(A block of data)
┌──

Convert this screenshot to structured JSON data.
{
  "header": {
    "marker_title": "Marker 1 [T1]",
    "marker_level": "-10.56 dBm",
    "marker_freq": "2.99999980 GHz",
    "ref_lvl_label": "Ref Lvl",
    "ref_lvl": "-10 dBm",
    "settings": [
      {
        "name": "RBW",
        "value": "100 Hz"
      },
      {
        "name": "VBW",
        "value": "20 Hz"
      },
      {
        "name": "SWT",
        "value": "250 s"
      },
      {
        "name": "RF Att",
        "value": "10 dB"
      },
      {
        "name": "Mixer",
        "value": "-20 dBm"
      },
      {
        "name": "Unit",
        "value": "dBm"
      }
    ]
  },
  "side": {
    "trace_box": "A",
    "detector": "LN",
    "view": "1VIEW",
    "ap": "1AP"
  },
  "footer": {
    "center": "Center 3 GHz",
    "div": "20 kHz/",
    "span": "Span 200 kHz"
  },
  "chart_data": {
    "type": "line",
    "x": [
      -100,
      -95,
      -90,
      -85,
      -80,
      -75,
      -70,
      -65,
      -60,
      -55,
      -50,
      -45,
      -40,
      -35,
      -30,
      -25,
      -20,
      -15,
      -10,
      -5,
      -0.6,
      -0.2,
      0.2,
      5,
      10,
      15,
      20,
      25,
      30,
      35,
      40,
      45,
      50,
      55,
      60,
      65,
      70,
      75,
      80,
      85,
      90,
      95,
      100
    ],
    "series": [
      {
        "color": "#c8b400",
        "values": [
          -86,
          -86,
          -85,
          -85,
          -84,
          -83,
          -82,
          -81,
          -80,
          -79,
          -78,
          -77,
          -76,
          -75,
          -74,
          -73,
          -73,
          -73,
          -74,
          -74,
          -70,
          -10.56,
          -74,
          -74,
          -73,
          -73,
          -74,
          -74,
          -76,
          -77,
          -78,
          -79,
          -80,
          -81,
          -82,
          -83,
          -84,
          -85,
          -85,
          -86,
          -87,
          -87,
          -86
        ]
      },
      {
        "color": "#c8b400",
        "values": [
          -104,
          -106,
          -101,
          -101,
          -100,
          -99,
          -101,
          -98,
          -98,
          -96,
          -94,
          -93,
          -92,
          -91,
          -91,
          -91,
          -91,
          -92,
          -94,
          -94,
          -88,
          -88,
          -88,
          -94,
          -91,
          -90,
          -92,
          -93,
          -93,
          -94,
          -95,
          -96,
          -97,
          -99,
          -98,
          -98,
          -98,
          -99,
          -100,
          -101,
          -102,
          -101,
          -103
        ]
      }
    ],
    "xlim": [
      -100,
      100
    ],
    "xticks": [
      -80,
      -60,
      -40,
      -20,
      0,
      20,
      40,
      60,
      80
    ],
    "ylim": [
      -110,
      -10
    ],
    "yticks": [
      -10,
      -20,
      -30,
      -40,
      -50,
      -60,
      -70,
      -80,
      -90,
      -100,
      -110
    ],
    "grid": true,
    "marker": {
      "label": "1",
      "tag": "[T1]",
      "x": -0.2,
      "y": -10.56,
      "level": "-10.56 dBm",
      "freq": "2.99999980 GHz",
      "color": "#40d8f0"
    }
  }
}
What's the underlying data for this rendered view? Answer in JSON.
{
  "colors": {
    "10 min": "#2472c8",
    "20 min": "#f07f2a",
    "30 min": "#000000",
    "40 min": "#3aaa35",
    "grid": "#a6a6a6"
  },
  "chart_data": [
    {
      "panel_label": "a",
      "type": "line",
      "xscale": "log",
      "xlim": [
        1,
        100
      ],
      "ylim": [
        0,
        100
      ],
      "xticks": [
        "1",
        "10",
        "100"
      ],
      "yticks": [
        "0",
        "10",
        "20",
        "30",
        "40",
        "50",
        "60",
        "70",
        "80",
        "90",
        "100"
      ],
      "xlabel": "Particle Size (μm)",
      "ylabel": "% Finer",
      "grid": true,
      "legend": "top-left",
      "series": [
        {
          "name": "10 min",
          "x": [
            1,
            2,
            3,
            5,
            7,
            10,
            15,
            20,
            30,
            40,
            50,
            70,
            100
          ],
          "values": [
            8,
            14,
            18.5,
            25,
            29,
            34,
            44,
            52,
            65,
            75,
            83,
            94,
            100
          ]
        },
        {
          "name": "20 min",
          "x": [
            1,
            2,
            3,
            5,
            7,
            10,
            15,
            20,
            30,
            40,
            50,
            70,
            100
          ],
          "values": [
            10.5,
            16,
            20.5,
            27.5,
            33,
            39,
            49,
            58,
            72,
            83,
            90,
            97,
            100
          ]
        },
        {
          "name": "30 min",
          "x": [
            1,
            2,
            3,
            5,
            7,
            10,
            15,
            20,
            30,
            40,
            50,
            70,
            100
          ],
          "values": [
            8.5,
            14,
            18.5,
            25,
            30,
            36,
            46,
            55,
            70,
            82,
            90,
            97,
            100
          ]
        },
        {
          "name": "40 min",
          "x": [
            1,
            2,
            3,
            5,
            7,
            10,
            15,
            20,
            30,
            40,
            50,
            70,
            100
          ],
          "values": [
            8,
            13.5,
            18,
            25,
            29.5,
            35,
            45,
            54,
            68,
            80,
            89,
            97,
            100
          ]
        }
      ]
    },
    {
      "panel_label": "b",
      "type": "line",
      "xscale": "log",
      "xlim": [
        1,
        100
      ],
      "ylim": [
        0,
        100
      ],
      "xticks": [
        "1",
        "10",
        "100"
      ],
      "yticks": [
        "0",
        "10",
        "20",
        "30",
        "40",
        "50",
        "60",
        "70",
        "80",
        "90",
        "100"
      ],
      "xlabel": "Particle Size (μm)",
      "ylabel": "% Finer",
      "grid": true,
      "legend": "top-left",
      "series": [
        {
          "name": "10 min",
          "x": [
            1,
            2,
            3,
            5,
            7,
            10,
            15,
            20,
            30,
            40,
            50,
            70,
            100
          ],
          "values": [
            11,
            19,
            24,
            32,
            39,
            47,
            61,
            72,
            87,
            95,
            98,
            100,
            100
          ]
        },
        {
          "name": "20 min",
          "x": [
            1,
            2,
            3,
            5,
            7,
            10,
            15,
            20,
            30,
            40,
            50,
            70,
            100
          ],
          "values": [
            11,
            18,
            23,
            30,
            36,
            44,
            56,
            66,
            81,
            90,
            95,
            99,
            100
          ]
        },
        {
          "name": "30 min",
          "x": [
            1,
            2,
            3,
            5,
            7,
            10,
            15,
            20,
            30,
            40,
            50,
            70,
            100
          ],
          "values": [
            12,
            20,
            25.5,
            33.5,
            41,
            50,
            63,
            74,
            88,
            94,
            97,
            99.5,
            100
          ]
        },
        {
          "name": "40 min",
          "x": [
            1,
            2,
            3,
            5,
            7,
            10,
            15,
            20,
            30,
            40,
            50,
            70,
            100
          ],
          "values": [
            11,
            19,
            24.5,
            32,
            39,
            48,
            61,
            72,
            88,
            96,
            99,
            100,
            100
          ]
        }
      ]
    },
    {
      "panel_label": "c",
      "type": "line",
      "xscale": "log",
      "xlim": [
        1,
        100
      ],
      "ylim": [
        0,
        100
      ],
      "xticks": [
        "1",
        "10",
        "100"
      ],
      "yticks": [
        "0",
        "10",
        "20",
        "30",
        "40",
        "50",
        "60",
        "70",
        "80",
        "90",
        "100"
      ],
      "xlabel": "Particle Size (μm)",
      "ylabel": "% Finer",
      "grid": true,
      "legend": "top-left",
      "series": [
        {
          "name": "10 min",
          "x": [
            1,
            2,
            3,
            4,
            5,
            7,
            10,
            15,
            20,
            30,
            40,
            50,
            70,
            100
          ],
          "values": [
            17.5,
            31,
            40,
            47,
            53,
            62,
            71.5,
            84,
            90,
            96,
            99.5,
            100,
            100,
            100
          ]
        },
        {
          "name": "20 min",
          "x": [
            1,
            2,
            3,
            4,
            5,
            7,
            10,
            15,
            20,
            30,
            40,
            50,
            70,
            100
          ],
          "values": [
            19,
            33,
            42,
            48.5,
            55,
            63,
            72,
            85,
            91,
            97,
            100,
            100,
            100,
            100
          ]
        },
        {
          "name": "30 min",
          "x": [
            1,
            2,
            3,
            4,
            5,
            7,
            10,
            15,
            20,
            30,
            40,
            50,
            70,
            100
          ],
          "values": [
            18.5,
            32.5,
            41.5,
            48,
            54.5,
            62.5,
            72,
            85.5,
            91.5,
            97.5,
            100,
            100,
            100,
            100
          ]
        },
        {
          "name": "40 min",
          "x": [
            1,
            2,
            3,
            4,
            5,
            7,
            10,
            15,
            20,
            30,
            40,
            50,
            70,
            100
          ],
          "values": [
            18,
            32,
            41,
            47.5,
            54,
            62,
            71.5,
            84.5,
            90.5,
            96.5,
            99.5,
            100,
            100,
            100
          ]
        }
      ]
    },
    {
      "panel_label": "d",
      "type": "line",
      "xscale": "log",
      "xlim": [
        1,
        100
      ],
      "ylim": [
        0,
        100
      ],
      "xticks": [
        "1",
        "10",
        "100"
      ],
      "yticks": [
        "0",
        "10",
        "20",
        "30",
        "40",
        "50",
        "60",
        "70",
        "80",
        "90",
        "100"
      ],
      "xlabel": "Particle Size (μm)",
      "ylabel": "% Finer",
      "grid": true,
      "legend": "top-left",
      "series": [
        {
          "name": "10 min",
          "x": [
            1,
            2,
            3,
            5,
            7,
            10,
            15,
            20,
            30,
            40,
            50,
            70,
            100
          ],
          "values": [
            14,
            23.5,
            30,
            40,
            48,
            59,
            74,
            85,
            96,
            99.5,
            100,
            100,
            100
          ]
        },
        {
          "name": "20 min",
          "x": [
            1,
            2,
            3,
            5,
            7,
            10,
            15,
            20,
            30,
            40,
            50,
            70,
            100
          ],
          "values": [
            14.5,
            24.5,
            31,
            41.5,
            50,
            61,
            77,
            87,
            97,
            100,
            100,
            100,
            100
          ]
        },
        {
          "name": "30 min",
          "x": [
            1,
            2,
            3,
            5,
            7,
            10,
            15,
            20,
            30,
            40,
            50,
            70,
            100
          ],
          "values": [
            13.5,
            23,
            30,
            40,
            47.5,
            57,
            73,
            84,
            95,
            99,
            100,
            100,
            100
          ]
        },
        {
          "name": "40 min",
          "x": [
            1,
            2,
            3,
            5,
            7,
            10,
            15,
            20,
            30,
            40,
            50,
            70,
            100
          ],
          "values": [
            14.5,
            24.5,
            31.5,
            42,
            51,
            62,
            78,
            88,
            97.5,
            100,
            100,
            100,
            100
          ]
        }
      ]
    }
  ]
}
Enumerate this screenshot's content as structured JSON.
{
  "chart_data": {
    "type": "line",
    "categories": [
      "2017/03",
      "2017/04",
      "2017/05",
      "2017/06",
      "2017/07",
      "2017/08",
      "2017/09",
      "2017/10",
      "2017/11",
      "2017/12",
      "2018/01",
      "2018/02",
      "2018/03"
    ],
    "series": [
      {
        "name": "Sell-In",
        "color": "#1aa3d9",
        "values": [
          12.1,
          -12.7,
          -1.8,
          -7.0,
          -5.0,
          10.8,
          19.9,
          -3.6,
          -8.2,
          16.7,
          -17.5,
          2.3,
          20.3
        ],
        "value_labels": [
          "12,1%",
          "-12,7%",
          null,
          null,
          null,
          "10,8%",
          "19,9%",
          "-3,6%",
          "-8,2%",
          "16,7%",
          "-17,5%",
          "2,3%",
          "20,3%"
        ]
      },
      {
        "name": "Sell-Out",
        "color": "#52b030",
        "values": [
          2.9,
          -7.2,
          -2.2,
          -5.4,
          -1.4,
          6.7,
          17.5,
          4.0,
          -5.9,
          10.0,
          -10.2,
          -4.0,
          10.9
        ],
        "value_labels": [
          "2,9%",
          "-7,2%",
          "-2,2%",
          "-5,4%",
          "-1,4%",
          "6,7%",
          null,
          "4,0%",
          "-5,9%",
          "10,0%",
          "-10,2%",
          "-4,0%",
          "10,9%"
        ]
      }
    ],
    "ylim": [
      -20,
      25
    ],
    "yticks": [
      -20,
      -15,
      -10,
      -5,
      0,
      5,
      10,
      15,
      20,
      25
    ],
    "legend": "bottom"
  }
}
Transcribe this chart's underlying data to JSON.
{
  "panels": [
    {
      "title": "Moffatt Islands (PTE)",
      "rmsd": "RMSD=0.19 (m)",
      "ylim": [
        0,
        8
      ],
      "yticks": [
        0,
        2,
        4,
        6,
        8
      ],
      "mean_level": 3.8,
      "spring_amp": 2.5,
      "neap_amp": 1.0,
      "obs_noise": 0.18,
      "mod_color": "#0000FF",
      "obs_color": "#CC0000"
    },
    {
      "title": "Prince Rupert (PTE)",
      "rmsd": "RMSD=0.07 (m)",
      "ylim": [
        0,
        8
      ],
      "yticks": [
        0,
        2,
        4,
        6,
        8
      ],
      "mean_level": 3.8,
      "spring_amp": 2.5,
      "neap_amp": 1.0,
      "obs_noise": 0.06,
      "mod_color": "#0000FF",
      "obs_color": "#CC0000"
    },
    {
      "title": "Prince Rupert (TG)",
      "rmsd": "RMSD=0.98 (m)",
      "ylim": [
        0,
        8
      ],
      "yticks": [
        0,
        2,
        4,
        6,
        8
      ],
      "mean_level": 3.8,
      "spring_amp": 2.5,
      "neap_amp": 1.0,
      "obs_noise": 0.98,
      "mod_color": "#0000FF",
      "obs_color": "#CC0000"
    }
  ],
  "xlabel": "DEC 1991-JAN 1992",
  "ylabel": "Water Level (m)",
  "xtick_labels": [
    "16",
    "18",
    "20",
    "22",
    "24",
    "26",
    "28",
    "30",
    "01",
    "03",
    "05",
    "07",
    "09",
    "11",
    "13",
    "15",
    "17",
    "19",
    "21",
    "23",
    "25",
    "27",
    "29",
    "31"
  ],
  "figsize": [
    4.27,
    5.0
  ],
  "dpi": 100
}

└──

The request: Only the lines from the one holding "Transcribe this chart's" through the end of the listing should be given again, exactly and with both ends included.

Right answer:
Transcribe this chart's underlying data to JSON.
{
  "panels": [
    {
      "title": "Moffatt Islands (PTE)",
      "rmsd": "RMSD=0.19 (m)",
      "ylim": [
        0,
        8
      ],
      "yticks": [
        0,
        2,
        4,
        6,
        8
      ],
      "mean_level": 3.8,
      "spring_amp": 2.5,
      "neap_amp": 1.0,
      "obs_noise": 0.18,
      "mod_color": "#0000FF",
      "obs_color": "#CC0000"
    },
    {
      "title": "Prince Rupert (PTE)",
      "rmsd": "RMSD=0.07 (m)",
      "ylim": [
        0,
        8
      ],
      "yticks": [
        0,
        2,
        4,
        6,
        8
      ],
      "mean_level": 3.8,
      "spring_amp": 2.5,
      "neap_amp": 1.0,
      "obs_noise": 0.06,
      "mod_color": "#0000FF",
      "obs_color": "#CC0000"
    },
    {
      "title": "Prince Rupert (TG)",
      "rmsd": "RMSD=0.98 (m)",
      "ylim": [
        0,
        8
      ],
      "yticks": [
        0,
        2,
        4,
        6,
        8
      ],
      "mean_level": 3.8,
      "spring_amp": 2.5,
      "neap_amp": 1.0,
      "obs_noise": 0.98,
      "mod_color": "#0000FF",
      "obs_color": "#CC0000"
    }
  ],
  "xlabel": "DEC 1991-JAN 1992",
  "ylabel": "Water Level (m)",
  "xtick_labels": [
    "16",
    "18",
    "20",
    "22",
    "24",
    "26",
    "28",
    "30",
    "01",
    "03",
    "05",
    "07",
    "09",
    "11",
    "13",
    "15",
    "17",
    "19",
    "21",
    "23",
    "25",
    "27",
    "29",
    "31"
  ],
  "figsize": [
    4.27,
    5.0
  ],
  "dpi": 100
}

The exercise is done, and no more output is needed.